TASK INPUTS:
(begin)

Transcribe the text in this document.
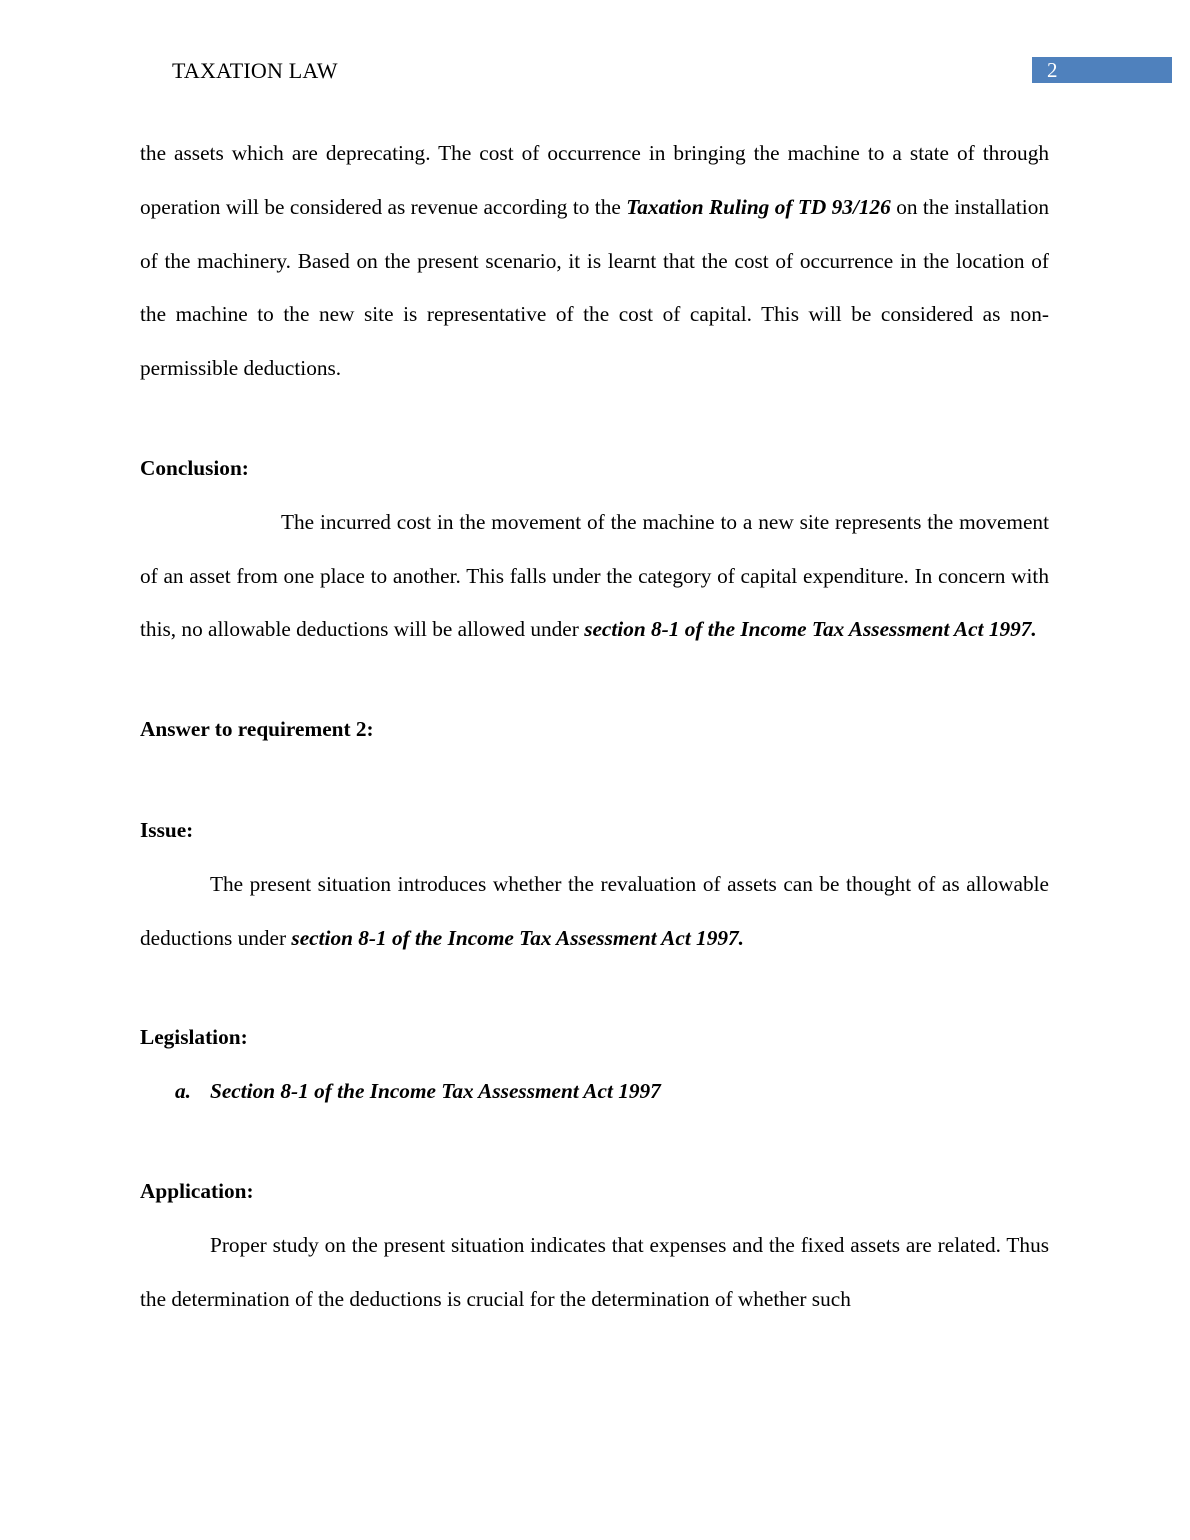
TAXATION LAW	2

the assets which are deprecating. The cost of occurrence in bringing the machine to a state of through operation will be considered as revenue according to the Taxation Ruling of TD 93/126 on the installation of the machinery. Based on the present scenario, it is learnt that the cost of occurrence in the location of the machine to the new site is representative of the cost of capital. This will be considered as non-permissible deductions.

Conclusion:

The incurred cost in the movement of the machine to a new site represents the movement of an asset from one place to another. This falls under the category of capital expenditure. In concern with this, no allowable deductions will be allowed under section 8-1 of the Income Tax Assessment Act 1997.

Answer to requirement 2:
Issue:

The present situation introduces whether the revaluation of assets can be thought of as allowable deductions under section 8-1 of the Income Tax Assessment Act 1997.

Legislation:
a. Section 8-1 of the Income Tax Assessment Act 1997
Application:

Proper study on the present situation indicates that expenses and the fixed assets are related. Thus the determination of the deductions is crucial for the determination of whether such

(end)

WHAT YOU WILL DO: Reproduce each record from above exactly; pictures do not belong in the copy.

REPLY:
Transcribe the text in this document.
TAXATION LAW	2

the assets which are deprecating. The cost of occurrence in bringing the machine to a state of through operation will be considered as revenue according to the Taxation Ruling of TD 93/126 on the installation of the machinery. Based on the present scenario, it is learnt that the cost of occurrence in the location of the machine to the new site is representative of the cost of capital. This will be considered as non-permissible deductions.

Conclusion:

The incurred cost in the movement of the machine to a new site represents the movement of an asset from one place to another. This falls under the category of capital expenditure. In concern with this, no allowable deductions will be allowed under section 8-1 of the Income Tax Assessment Act 1997.

Answer to requirement 2:
Issue:

The present situation introduces whether the revaluation of assets can be thought of as allowable deductions under section 8-1 of the Income Tax Assessment Act 1997.

Legislation:
a. Section 8-1 of the Income Tax Assessment Act 1997
Application:

Proper study on the present situation indicates that expenses and the fixed assets are related. Thus the determination of the deductions is crucial for the determination of whether such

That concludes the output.